REQUIRED WORK: Each line containing the word "Petrol" must be collected.

— begin —

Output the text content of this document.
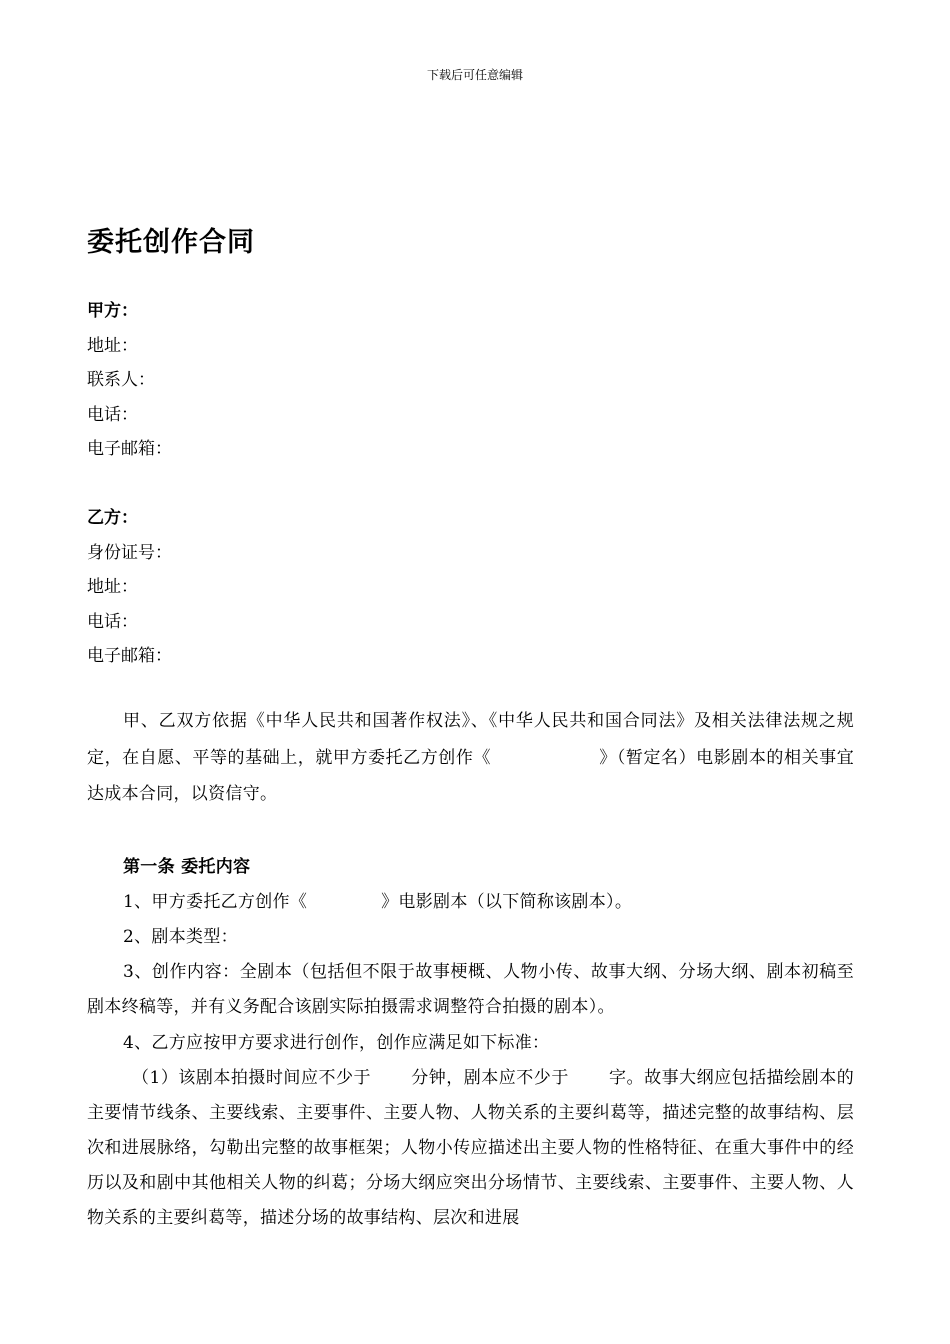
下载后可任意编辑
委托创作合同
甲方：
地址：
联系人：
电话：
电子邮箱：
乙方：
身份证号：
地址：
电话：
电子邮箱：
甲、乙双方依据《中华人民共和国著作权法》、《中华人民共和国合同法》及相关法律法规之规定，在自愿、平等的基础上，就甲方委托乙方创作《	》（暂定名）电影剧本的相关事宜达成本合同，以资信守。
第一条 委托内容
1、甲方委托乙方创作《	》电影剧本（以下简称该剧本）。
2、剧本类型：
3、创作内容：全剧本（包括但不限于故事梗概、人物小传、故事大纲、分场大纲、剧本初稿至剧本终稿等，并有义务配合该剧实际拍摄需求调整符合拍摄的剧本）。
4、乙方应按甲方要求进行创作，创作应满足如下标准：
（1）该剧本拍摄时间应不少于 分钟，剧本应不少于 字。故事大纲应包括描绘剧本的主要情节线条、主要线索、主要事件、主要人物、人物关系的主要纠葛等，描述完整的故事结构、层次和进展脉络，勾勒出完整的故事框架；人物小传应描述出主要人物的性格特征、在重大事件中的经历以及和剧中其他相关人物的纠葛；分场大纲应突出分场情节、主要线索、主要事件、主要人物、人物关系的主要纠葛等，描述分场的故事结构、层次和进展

— end —
— begin —

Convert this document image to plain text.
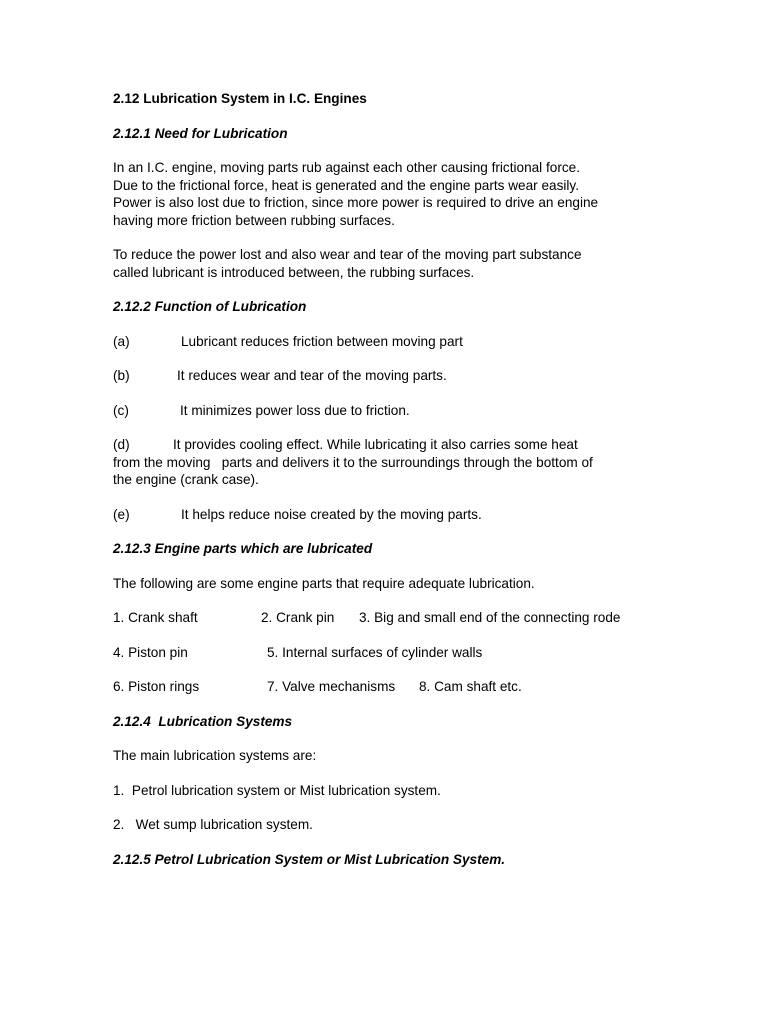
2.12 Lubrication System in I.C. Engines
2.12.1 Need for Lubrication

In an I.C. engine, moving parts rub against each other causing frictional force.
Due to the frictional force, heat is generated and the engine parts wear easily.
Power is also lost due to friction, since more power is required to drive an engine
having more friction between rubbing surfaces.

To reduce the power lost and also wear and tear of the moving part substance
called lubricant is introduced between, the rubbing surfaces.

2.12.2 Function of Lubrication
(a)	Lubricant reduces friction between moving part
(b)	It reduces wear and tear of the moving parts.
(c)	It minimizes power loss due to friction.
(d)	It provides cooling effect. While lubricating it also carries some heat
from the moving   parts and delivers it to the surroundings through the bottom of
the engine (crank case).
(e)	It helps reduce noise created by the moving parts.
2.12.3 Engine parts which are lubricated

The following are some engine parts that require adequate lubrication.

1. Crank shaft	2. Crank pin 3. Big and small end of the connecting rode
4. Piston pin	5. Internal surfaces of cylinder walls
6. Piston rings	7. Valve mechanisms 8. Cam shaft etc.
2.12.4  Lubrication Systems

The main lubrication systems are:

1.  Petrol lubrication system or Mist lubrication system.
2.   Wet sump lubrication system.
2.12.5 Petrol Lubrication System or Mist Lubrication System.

— end —

WRITTEN RESPONSE:
1.  Petrol lubrication system or Mist lubrication system.
2.12.5 Petrol Lubrication System or Mist Lubrication System.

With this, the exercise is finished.